* _Work instructions_:
In the records, take the part that opens with the line containing "x-axis-label: Start Time" and closes with the line containing "band-13 xyxy=(103,214,610,253)", and write those lines out again with "burst-spot" switched to "burst-dot" throughout, leaving everything else unchanged.
— START OF Extracted entries —
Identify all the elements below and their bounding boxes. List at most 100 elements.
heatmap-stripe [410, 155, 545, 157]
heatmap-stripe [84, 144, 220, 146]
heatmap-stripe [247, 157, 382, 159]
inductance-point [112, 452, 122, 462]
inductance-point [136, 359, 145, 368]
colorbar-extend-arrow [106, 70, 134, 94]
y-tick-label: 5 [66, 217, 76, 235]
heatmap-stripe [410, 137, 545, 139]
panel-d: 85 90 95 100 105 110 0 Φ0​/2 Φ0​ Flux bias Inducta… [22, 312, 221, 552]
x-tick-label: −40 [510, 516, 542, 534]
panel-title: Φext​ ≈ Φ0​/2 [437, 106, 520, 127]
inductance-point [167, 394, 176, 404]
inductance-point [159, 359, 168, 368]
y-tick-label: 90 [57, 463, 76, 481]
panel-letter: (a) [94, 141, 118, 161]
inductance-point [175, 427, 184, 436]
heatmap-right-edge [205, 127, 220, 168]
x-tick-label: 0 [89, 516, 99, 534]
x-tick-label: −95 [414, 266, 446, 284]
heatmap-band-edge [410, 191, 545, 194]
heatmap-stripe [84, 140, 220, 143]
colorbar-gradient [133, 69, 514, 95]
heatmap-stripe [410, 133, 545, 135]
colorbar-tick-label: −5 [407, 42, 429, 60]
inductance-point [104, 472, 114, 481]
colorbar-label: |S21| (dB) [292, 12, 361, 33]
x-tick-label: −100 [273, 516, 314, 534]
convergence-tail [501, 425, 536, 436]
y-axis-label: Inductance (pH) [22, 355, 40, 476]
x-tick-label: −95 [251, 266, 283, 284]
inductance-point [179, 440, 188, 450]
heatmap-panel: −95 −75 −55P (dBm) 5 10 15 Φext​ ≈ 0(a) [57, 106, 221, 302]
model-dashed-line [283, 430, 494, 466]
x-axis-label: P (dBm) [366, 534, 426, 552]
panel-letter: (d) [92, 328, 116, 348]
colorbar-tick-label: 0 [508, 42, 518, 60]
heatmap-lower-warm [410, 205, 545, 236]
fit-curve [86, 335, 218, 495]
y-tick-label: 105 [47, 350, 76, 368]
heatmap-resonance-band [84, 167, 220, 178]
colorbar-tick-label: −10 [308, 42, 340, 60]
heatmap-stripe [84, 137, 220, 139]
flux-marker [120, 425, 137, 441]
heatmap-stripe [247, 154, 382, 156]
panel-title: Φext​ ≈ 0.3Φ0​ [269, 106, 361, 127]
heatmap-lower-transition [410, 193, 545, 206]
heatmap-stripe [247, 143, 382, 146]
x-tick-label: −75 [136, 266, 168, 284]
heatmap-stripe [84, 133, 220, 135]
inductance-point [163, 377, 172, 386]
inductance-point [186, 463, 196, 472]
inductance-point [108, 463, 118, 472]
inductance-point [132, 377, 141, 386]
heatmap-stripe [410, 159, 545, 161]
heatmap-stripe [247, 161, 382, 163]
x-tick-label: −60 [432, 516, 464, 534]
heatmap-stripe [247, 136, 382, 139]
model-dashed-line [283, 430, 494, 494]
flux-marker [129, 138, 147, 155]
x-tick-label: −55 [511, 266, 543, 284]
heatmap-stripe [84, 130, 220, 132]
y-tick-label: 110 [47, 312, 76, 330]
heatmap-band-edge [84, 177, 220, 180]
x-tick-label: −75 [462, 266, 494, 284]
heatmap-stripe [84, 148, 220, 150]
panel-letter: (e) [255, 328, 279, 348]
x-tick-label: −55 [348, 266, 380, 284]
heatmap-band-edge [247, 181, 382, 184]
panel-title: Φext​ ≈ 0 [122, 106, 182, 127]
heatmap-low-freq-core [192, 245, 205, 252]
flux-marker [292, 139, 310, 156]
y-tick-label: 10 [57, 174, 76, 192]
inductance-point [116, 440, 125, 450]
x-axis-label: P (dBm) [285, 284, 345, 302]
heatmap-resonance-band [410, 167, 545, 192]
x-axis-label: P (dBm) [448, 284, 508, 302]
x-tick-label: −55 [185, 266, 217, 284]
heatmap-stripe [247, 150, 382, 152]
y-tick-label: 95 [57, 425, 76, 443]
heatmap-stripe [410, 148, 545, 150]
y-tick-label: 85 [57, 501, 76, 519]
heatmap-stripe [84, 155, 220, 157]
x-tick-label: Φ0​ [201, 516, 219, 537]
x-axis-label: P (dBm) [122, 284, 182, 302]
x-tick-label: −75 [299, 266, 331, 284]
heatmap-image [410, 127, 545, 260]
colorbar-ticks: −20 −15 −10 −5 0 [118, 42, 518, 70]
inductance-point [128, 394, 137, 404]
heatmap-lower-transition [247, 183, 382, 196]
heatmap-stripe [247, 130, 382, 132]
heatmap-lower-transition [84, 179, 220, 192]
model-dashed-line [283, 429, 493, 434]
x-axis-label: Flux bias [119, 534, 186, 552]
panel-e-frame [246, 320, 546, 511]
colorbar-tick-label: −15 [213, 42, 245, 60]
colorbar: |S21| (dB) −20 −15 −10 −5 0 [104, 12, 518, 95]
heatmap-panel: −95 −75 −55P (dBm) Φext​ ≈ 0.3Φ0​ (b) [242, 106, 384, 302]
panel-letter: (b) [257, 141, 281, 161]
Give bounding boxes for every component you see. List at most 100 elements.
— END OF Extracted entries —
— START OF Extracted entries —
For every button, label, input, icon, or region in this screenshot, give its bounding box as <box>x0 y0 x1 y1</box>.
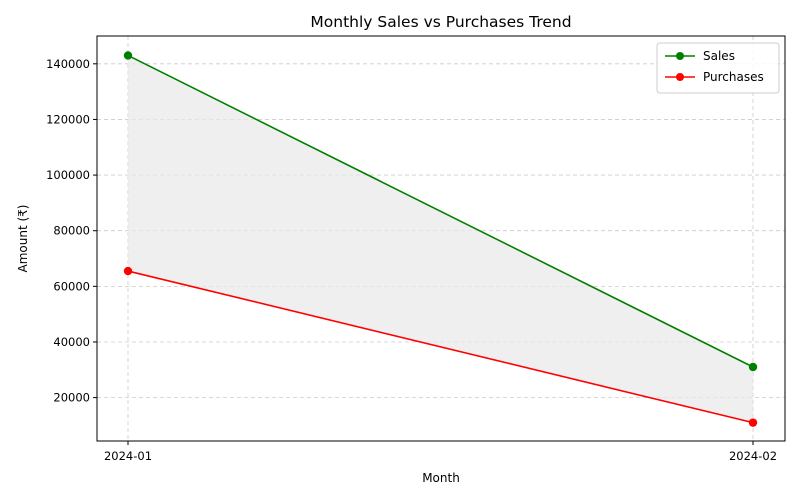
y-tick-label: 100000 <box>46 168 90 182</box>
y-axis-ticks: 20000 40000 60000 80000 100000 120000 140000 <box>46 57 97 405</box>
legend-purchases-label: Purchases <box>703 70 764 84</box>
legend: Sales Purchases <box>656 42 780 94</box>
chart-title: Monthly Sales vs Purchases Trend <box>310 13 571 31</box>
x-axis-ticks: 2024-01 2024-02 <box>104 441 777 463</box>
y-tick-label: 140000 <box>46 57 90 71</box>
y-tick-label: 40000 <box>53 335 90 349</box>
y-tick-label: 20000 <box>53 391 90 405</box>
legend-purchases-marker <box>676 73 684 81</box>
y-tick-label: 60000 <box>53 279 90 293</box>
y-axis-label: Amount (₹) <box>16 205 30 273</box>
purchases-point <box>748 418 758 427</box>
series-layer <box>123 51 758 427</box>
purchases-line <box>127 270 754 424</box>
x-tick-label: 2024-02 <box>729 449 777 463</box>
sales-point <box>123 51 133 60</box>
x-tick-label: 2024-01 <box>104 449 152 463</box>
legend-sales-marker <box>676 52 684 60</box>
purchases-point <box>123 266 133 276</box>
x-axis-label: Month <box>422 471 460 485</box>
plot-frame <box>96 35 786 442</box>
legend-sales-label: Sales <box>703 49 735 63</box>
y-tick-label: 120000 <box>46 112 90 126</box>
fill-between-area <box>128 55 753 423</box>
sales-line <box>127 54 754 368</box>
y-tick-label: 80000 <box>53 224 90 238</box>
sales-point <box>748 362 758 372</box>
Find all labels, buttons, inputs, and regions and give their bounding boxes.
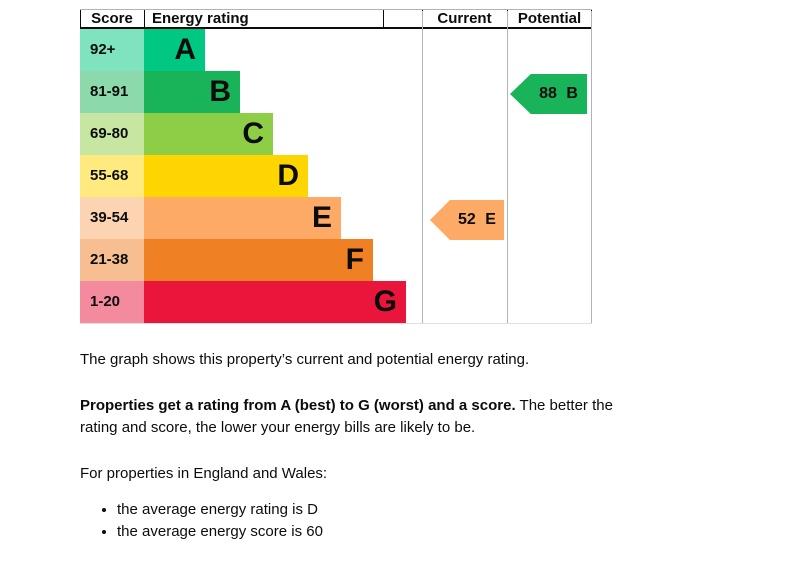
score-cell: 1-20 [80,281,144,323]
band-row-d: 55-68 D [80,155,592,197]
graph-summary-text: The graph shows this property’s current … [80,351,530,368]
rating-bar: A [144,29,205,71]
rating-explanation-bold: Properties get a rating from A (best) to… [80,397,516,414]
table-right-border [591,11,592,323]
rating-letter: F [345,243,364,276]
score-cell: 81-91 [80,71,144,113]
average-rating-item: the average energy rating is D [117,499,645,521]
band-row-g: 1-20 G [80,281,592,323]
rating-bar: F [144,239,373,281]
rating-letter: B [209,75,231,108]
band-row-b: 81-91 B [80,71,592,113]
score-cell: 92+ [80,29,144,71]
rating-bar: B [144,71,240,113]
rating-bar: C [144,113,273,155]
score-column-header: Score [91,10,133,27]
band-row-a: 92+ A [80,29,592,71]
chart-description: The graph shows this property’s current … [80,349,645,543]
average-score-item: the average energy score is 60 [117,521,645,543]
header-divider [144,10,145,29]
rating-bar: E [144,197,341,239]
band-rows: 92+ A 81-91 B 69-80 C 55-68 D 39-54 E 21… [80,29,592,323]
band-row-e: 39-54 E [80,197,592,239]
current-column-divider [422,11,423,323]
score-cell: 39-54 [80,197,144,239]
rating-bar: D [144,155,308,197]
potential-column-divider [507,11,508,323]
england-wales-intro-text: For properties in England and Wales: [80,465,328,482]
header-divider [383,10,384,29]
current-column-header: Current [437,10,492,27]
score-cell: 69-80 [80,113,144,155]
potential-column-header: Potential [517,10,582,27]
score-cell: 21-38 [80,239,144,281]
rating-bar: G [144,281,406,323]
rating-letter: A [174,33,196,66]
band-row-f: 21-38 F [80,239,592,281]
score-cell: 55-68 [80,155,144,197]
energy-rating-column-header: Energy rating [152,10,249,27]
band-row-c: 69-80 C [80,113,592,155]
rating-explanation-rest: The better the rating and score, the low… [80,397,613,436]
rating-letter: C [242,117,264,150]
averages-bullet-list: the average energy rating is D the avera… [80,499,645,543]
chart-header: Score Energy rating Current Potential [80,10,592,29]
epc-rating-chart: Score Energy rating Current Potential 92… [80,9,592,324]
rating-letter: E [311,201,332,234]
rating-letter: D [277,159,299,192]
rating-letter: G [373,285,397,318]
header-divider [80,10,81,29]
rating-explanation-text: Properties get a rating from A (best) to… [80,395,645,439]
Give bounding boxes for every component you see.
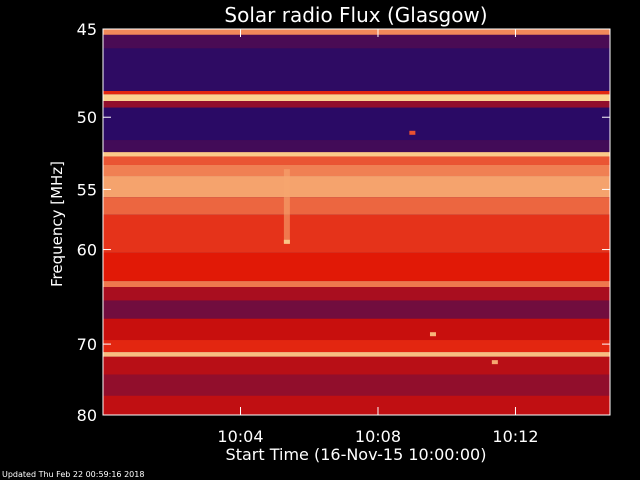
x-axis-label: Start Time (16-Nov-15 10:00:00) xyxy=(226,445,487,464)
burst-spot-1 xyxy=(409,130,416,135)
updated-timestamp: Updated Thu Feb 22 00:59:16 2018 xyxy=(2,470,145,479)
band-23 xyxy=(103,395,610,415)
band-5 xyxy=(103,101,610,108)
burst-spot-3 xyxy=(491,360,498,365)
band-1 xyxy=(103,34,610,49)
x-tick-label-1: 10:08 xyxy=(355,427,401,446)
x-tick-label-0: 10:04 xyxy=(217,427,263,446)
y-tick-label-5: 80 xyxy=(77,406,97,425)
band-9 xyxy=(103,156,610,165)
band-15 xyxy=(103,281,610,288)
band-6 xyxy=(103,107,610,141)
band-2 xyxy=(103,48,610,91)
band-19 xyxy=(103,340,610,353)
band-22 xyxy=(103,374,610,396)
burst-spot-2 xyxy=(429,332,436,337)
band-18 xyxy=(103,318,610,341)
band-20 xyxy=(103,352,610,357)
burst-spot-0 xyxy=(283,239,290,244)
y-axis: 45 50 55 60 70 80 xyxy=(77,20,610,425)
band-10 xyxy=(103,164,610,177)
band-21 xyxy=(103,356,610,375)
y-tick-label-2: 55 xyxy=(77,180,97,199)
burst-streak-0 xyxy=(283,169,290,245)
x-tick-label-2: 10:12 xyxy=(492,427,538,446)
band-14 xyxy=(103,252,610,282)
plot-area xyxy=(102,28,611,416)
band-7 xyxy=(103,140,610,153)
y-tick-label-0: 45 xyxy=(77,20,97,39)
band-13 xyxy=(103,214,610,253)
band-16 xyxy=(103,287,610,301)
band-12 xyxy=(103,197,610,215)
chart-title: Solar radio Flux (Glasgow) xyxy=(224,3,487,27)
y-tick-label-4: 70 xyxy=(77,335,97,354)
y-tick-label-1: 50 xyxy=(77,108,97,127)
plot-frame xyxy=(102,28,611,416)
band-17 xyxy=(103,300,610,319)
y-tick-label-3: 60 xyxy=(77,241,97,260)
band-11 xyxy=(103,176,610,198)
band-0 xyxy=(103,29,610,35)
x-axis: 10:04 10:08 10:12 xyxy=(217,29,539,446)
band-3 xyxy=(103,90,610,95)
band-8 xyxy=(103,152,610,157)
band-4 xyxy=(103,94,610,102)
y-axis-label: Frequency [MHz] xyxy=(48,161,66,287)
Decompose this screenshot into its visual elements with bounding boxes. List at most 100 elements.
— END OF Extracted entries —
* _Task result_:
x-axis-label: Start Time (16-Nov-15 10:00:00) xyxy=(226,445,487,464)
burst-dot-1 xyxy=(409,130,416,135)
updated-timestamp: Updated Thu Feb 22 00:59:16 2018 xyxy=(2,470,145,479)
band-23 xyxy=(103,395,610,415)
band-5 xyxy=(103,101,610,108)
burst-dot-3 xyxy=(491,360,498,365)
band-1 xyxy=(103,34,610,49)
x-tick-label-1: 10:08 xyxy=(355,427,401,446)
x-tick-label-0: 10:04 xyxy=(217,427,263,446)
y-tick-label-5: 80 xyxy=(77,406,97,425)
band-9 xyxy=(103,156,610,165)
band-15 xyxy=(103,281,610,288)
band-6 xyxy=(103,107,610,141)
band-2 xyxy=(103,48,610,91)
band-19 xyxy=(103,340,610,353)
band-22 xyxy=(103,374,610,396)
burst-dot-2 xyxy=(429,332,436,337)
band-18 xyxy=(103,318,610,341)
band-20 xyxy=(103,352,610,357)
burst-dot-0 xyxy=(283,239,290,244)
y-axis: 45 50 55 60 70 80 xyxy=(77,20,610,425)
band-10 xyxy=(103,164,610,177)
band-21 xyxy=(103,356,610,375)
y-tick-label-2: 55 xyxy=(77,180,97,199)
burst-streak-0 xyxy=(283,169,290,245)
x-tick-label-2: 10:12 xyxy=(492,427,538,446)
band-14 xyxy=(103,252,610,282)
plot-area xyxy=(102,28,611,416)
band-7 xyxy=(103,140,610,153)
y-tick-label-0: 45 xyxy=(77,20,97,39)
band-13 xyxy=(103,214,610,253)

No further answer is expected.